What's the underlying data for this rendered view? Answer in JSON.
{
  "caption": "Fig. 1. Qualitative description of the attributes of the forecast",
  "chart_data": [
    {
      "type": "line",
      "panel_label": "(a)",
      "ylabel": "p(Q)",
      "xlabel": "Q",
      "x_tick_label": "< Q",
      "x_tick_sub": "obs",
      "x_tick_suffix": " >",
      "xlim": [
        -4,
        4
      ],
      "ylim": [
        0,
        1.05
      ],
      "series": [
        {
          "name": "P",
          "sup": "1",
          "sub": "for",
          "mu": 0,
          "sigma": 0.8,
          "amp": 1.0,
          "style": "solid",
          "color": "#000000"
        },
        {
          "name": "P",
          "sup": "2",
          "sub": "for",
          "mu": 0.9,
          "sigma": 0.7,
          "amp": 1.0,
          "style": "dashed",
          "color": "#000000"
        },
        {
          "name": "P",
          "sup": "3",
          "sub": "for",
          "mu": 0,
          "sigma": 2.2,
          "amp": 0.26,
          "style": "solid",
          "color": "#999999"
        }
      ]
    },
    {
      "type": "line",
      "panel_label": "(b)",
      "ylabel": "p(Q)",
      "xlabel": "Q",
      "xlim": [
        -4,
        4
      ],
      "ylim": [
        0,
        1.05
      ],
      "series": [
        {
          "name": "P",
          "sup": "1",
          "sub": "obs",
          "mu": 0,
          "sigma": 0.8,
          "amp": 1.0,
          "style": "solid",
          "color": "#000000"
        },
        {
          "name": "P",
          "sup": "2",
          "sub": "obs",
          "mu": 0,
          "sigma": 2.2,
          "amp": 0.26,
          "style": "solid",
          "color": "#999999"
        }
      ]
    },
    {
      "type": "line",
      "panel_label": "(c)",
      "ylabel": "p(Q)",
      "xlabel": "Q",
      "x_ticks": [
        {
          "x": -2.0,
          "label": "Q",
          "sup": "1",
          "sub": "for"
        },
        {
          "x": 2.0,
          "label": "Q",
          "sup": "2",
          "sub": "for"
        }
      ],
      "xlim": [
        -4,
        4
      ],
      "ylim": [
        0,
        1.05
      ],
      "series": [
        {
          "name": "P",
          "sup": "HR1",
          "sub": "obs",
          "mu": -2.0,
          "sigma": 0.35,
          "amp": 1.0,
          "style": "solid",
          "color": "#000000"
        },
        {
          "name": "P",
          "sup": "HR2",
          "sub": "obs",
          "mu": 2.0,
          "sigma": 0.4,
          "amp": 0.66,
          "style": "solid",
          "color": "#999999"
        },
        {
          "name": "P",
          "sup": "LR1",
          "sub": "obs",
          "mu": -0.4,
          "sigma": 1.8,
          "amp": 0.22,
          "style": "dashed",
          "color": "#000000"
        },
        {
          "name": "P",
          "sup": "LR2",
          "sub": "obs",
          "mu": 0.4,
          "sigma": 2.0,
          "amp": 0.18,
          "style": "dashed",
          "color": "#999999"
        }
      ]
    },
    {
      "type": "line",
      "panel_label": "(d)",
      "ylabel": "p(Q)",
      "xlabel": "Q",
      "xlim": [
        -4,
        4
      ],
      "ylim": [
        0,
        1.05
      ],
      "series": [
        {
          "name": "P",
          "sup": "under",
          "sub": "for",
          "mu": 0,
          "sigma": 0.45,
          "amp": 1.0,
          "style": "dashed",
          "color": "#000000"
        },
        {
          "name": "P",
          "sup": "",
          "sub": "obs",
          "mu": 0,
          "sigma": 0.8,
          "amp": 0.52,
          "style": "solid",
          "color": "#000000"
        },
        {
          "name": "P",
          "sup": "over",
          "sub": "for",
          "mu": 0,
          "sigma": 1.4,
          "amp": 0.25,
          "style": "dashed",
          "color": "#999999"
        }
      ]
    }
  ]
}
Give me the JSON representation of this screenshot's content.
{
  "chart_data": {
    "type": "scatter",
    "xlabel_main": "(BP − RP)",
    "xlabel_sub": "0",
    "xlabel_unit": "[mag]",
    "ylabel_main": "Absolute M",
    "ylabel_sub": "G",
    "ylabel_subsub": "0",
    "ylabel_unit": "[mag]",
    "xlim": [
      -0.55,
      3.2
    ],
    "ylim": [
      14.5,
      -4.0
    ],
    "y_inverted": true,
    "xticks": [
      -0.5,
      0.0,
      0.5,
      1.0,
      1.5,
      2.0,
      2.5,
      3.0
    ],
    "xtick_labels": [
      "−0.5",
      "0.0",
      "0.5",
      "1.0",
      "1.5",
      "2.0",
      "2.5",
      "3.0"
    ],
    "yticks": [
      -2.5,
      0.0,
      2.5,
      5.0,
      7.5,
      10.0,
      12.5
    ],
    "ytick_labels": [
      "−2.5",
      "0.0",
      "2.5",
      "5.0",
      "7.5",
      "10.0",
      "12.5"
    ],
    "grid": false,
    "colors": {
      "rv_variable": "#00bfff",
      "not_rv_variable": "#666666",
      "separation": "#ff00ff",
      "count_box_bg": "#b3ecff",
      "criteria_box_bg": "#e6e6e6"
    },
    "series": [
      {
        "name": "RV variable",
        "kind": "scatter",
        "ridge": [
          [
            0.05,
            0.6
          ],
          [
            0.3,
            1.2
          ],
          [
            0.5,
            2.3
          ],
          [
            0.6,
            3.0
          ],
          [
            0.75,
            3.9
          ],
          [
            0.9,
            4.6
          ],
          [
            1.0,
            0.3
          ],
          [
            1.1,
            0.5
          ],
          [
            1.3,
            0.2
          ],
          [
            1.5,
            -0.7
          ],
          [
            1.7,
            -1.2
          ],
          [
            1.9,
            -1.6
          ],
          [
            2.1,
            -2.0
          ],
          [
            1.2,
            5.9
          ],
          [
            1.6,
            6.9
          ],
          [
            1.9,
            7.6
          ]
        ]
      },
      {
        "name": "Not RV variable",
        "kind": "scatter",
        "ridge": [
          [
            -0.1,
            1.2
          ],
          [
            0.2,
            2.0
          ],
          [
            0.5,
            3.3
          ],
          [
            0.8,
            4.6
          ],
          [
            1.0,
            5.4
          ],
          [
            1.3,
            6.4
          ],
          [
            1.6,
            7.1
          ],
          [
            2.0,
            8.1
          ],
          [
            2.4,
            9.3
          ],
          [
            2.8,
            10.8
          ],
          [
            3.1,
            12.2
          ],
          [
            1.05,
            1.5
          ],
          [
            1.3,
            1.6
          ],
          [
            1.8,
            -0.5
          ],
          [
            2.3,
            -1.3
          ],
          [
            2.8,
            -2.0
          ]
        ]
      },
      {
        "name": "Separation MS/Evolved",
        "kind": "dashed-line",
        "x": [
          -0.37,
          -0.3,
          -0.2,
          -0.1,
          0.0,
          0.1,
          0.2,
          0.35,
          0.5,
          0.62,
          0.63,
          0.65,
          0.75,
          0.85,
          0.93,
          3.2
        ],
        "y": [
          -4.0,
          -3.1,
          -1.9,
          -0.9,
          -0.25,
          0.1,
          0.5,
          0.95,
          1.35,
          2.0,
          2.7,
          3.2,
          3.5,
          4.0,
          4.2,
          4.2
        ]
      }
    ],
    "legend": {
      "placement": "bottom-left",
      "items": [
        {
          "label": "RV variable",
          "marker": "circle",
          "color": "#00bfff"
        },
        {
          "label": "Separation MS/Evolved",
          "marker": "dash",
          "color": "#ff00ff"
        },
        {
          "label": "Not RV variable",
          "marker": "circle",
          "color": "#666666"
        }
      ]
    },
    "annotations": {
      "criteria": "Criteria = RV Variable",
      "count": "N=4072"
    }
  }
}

> PROBLEM
Copy all data exactly, start to finish.

> EXERCISE OUTPUT
What's the underlying data for this rendered view? Answer in JSON.
{
  "caption": "Fig. 1. Qualitative description of the attributes of the forecast",
  "chart_data": [
    {
      "type": "line",
      "panel_label": "(a)",
      "ylabel": "p(Q)",
      "xlabel": "Q",
      "x_tick_label": "< Q",
      "x_tick_sub": "obs",
      "x_tick_suffix": " >",
      "xlim": [
        -4,
        4
      ],
      "ylim": [
        0,
        1.05
      ],
      "series": [
        {
          "name": "P",
          "sup": "1",
          "sub": "for",
          "mu": 0,
          "sigma": 0.8,
          "amp": 1.0,
          "style": "solid",
          "color": "#000000"
        },
        {
          "name": "P",
          "sup": "2",
          "sub": "for",
          "mu": 0.9,
          "sigma": 0.7,
          "amp": 1.0,
          "style": "dashed",
          "color": "#000000"
        },
        {
          "name": "P",
          "sup": "3",
          "sub": "for",
          "mu": 0,
          "sigma": 2.2,
          "amp": 0.26,
          "style": "solid",
          "color": "#999999"
        }
      ]
    },
    {
      "type": "line",
      "panel_label": "(b)",
      "ylabel": "p(Q)",
      "xlabel": "Q",
      "xlim": [
        -4,
        4
      ],
      "ylim": [
        0,
        1.05
      ],
      "series": [
        {
          "name": "P",
          "sup": "1",
          "sub": "obs",
          "mu": 0,
          "sigma": 0.8,
          "amp": 1.0,
          "style": "solid",
          "color": "#000000"
        },
        {
          "name": "P",
          "sup": "2",
          "sub": "obs",
          "mu": 0,
          "sigma": 2.2,
          "amp": 0.26,
          "style": "solid",
          "color": "#999999"
        }
      ]
    },
    {
      "type": "line",
      "panel_label": "(c)",
      "ylabel": "p(Q)",
      "xlabel": "Q",
      "x_ticks": [
        {
          "x": -2.0,
          "label": "Q",
          "sup": "1",
          "sub": "for"
        },
        {
          "x": 2.0,
          "label": "Q",
          "sup": "2",
          "sub": "for"
        }
      ],
      "xlim": [
        -4,
        4
      ],
      "ylim": [
        0,
        1.05
      ],
      "series": [
        {
          "name": "P",
          "sup": "HR1",
          "sub": "obs",
          "mu": -2.0,
          "sigma": 0.35,
          "amp": 1.0,
          "style": "solid",
          "color": "#000000"
        },
        {
          "name": "P",
          "sup": "HR2",
          "sub": "obs",
          "mu": 2.0,
          "sigma": 0.4,
          "amp": 0.66,
          "style": "solid",
          "color": "#999999"
        },
        {
          "name": "P",
          "sup": "LR1",
          "sub": "obs",
          "mu": -0.4,
          "sigma": 1.8,
          "amp": 0.22,
          "style": "dashed",
          "color": "#000000"
        },
        {
          "name": "P",
          "sup": "LR2",
          "sub": "obs",
          "mu": 0.4,
          "sigma": 2.0,
          "amp": 0.18,
          "style": "dashed",
          "color": "#999999"
        }
      ]
    },
    {
      "type": "line",
      "panel_label": "(d)",
      "ylabel": "p(Q)",
      "xlabel": "Q",
      "xlim": [
        -4,
        4
      ],
      "ylim": [
        0,
        1.05
      ],
      "series": [
        {
          "name": "P",
          "sup": "under",
          "sub": "for",
          "mu": 0,
          "sigma": 0.45,
          "amp": 1.0,
          "style": "dashed",
          "color": "#000000"
        },
        {
          "name": "P",
          "sup": "",
          "sub": "obs",
          "mu": 0,
          "sigma": 0.8,
          "amp": 0.52,
          "style": "solid",
          "color": "#000000"
        },
        {
          "name": "P",
          "sup": "over",
          "sub": "for",
          "mu": 0,
          "sigma": 1.4,
          "amp": 0.25,
          "style": "dashed",
          "color": "#999999"
        }
      ]
    }
  ]
}
Give me the JSON representation of this screenshot's content.
{
  "chart_data": {
    "type": "scatter",
    "xlabel_main": "(BP − RP)",
    "xlabel_sub": "0",
    "xlabel_unit": "[mag]",
    "ylabel_main": "Absolute M",
    "ylabel_sub": "G",
    "ylabel_subsub": "0",
    "ylabel_unit": "[mag]",
    "xlim": [
      -0.55,
      3.2
    ],
    "ylim": [
      14.5,
      -4.0
    ],
    "y_inverted": true,
    "xticks": [
      -0.5,
      0.0,
      0.5,
      1.0,
      1.5,
      2.0,
      2.5,
      3.0
    ],
    "xtick_labels": [
      "−0.5",
      "0.0",
      "0.5",
      "1.0",
      "1.5",
      "2.0",
      "2.5",
      "3.0"
    ],
    "yticks": [
      -2.5,
      0.0,
      2.5,
      5.0,
      7.5,
      10.0,
      12.5
    ],
    "ytick_labels": [
      "−2.5",
      "0.0",
      "2.5",
      "5.0",
      "7.5",
      "10.0",
      "12.5"
    ],
    "grid": false,
    "colors": {
      "rv_variable": "#00bfff",
      "not_rv_variable": "#666666",
      "separation": "#ff00ff",
      "count_box_bg": "#b3ecff",
      "criteria_box_bg": "#e6e6e6"
    },
    "series": [
      {
        "name": "RV variable",
        "kind": "scatter",
        "ridge": [
          [
            0.05,
            0.6
          ],
          [
            0.3,
            1.2
          ],
          [
            0.5,
            2.3
          ],
          [
            0.6,
            3.0
          ],
          [
            0.75,
            3.9
          ],
          [
            0.9,
            4.6
          ],
          [
            1.0,
            0.3
          ],
          [
            1.1,
            0.5
          ],
          [
            1.3,
            0.2
          ],
          [
            1.5,
            -0.7
          ],
          [
            1.7,
            -1.2
          ],
          [
            1.9,
            -1.6
          ],
          [
            2.1,
            -2.0
          ],
          [
            1.2,
            5.9
          ],
          [
            1.6,
            6.9
          ],
          [
            1.9,
            7.6
          ]
        ]
      },
      {
        "name": "Not RV variable",
        "kind": "scatter",
        "ridge": [
          [
            -0.1,
            1.2
          ],
          [
            0.2,
            2.0
          ],
          [
            0.5,
            3.3
          ],
          [
            0.8,
            4.6
          ],
          [
            1.0,
            5.4
          ],
          [
            1.3,
            6.4
          ],
          [
            1.6,
            7.1
          ],
          [
            2.0,
            8.1
          ],
          [
            2.4,
            9.3
          ],
          [
            2.8,
            10.8
          ],
          [
            3.1,
            12.2
          ],
          [
            1.05,
            1.5
          ],
          [
            1.3,
            1.6
          ],
          [
            1.8,
            -0.5
          ],
          [
            2.3,
            -1.3
          ],
          [
            2.8,
            -2.0
          ]
        ]
      },
      {
        "name": "Separation MS/Evolved",
        "kind": "dashed-line",
        "x": [
          -0.37,
          -0.3,
          -0.2,
          -0.1,
          0.0,
          0.1,
          0.2,
          0.35,
          0.5,
          0.62,
          0.63,
          0.65,
          0.75,
          0.85,
          0.93,
          3.2
        ],
        "y": [
          -4.0,
          -3.1,
          -1.9,
          -0.9,
          -0.25,
          0.1,
          0.5,
          0.95,
          1.35,
          2.0,
          2.7,
          3.2,
          3.5,
          4.0,
          4.2,
          4.2
        ]
      }
    ],
    "legend": {
      "placement": "bottom-left",
      "items": [
        {
          "label": "RV variable",
          "marker": "circle",
          "color": "#00bfff"
        },
        {
          "label": "Separation MS/Evolved",
          "marker": "dash",
          "color": "#ff00ff"
        },
        {
          "label": "Not RV variable",
          "marker": "circle",
          "color": "#666666"
        }
      ]
    },
    "annotations": {
      "criteria": "Criteria = RV Variable",
      "count": "N=4072"
    }
  }
}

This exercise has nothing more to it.